Dataset entries
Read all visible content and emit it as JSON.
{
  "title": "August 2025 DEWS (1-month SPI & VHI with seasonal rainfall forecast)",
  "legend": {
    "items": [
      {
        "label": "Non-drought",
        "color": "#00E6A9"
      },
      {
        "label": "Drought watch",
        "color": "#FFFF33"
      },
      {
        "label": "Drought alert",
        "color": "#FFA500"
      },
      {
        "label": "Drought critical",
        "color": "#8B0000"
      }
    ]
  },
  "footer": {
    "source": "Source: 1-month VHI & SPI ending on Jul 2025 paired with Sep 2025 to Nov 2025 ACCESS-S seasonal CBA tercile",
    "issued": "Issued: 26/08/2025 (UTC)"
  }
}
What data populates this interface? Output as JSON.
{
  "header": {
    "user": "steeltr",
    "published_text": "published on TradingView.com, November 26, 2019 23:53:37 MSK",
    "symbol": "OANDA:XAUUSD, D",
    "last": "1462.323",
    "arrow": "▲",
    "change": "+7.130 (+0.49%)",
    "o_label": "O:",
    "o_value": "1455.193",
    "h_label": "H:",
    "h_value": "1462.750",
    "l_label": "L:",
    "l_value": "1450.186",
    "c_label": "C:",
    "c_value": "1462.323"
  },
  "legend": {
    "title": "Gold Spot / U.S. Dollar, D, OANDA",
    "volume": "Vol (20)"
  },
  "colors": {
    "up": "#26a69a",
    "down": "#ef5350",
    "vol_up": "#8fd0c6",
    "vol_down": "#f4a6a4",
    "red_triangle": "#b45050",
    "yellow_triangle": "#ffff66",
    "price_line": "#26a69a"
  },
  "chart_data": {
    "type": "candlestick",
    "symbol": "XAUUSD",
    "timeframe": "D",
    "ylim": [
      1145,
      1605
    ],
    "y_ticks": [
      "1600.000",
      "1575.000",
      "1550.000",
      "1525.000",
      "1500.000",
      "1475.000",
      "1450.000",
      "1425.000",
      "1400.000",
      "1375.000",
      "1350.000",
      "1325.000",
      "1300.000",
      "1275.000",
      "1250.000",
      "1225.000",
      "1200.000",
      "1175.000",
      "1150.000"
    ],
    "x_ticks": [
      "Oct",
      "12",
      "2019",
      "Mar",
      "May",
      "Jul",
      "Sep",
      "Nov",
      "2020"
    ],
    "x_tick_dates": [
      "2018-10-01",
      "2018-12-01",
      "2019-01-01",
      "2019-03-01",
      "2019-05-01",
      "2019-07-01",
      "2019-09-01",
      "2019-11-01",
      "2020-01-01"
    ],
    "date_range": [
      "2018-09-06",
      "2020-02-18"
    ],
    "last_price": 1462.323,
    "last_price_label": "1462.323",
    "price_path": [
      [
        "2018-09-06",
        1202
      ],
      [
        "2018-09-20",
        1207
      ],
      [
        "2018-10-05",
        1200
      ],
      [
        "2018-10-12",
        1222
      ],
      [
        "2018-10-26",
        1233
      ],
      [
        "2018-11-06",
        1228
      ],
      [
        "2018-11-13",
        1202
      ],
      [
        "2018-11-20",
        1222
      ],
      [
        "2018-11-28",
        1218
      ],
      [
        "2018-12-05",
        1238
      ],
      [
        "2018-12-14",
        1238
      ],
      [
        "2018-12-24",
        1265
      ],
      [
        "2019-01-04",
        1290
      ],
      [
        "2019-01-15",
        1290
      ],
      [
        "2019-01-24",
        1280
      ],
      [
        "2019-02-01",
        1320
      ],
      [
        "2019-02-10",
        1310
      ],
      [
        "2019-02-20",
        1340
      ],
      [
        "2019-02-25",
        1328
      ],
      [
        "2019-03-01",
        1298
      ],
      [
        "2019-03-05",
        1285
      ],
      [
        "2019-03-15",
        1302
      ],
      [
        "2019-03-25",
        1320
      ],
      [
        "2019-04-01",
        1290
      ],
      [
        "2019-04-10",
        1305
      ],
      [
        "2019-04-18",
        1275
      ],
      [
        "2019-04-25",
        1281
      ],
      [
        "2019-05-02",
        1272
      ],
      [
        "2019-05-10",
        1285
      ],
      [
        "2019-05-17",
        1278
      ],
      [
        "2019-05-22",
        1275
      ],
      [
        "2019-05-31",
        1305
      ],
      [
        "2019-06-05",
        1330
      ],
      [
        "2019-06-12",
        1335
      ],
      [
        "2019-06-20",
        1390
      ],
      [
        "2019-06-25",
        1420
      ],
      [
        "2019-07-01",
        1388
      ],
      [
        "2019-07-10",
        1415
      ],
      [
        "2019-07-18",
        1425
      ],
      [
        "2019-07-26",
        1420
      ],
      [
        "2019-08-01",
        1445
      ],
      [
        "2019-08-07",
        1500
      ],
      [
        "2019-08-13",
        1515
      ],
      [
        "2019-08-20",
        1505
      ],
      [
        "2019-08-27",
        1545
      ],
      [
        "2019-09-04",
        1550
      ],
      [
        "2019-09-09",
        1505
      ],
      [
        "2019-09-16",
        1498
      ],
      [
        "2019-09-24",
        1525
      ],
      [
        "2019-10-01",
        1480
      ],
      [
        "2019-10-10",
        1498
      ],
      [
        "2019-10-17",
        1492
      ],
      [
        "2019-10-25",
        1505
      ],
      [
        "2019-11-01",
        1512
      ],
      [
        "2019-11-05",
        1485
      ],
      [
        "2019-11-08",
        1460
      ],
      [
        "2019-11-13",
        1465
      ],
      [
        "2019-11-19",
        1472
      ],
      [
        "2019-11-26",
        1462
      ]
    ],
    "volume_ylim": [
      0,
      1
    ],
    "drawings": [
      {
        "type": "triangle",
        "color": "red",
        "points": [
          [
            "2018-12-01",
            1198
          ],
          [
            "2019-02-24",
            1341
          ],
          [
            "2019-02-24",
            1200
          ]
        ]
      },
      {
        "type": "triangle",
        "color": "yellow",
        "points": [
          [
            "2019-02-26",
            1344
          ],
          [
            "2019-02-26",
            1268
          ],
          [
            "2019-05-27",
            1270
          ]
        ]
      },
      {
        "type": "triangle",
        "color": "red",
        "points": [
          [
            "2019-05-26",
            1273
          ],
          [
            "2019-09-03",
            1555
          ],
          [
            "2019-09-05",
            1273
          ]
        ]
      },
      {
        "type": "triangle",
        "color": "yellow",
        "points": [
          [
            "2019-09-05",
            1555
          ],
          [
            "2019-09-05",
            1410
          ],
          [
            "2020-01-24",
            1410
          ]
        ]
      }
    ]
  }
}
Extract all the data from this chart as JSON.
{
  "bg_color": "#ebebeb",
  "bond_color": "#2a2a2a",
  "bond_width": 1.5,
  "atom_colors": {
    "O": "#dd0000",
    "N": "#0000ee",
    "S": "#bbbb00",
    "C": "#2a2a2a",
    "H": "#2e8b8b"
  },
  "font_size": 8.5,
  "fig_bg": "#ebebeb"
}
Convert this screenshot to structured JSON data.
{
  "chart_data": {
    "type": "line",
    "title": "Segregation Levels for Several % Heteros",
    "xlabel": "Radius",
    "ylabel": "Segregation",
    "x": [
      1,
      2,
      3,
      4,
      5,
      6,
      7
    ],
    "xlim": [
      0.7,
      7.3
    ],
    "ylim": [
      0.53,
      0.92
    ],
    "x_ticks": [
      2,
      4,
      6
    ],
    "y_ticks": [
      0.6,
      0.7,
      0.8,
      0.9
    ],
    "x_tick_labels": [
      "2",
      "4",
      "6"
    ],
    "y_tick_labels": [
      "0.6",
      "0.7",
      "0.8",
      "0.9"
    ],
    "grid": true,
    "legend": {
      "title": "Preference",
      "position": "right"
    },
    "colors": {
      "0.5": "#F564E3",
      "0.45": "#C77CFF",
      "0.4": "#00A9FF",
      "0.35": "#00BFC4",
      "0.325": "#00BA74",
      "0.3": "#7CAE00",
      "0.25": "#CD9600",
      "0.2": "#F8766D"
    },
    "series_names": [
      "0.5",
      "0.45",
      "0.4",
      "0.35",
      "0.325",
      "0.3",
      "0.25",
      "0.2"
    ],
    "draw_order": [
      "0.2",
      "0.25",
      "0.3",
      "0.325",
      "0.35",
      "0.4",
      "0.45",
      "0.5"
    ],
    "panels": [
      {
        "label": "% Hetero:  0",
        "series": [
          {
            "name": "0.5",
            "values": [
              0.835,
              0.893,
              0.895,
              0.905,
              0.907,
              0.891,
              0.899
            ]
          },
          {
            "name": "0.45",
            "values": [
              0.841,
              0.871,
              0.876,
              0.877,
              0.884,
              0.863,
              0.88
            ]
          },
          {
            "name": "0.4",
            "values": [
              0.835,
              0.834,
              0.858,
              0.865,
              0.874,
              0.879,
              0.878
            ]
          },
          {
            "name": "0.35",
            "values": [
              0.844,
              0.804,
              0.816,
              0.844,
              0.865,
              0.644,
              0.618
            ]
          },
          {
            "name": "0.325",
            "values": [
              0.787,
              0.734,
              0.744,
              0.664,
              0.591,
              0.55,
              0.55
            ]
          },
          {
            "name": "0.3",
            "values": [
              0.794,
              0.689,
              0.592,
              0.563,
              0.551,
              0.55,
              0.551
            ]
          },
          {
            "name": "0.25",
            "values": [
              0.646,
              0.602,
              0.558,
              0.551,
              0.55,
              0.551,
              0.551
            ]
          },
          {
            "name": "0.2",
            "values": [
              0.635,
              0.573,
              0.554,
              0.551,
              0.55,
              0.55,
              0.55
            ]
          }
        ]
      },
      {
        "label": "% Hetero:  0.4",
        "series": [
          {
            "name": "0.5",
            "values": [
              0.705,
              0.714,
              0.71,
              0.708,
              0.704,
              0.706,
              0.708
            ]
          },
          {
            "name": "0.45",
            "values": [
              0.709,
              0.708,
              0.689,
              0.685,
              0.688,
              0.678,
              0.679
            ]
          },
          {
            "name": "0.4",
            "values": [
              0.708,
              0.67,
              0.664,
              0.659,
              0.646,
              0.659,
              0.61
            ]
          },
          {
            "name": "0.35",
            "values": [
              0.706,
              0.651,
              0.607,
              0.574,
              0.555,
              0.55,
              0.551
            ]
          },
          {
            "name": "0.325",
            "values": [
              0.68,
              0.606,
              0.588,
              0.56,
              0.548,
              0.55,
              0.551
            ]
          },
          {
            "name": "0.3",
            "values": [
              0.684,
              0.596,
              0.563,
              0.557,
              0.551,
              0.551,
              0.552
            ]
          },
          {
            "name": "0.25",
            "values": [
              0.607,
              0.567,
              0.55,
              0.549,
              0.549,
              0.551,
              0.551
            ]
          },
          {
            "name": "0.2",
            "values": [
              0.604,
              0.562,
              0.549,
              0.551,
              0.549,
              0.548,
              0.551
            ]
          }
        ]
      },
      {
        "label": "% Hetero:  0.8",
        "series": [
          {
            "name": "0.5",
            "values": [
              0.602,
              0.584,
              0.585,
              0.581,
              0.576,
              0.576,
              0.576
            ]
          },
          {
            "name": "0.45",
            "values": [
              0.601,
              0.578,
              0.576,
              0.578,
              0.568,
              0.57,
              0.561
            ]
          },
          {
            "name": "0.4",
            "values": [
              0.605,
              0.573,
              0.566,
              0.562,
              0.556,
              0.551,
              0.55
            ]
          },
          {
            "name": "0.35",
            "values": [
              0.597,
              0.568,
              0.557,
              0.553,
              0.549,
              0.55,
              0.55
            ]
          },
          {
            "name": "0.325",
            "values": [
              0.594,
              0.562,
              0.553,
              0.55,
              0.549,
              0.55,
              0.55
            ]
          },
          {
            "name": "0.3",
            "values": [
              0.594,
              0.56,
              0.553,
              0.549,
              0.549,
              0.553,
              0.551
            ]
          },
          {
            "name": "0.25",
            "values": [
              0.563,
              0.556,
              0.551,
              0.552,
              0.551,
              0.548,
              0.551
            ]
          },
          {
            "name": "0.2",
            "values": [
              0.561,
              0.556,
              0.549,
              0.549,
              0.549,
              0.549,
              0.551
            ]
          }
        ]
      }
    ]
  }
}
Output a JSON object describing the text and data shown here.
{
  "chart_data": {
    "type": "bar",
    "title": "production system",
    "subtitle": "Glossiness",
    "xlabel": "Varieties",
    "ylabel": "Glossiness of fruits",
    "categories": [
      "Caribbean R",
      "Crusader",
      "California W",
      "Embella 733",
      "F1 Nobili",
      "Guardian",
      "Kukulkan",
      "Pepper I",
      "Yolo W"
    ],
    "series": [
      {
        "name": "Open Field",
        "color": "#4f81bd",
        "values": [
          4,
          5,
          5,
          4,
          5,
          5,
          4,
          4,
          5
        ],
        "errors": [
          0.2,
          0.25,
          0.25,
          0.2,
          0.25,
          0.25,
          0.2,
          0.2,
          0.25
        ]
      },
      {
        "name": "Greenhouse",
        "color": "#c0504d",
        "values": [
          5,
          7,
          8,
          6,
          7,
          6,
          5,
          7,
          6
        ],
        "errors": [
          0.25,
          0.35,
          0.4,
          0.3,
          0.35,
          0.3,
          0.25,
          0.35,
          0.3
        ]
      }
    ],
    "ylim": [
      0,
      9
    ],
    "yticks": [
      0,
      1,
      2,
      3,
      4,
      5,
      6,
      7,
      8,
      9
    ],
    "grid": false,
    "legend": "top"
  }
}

* TASK GOAL
Examine the data above and state how many of its lines contain the word "Output", with no further remarks.

* TASK RESPONSE
2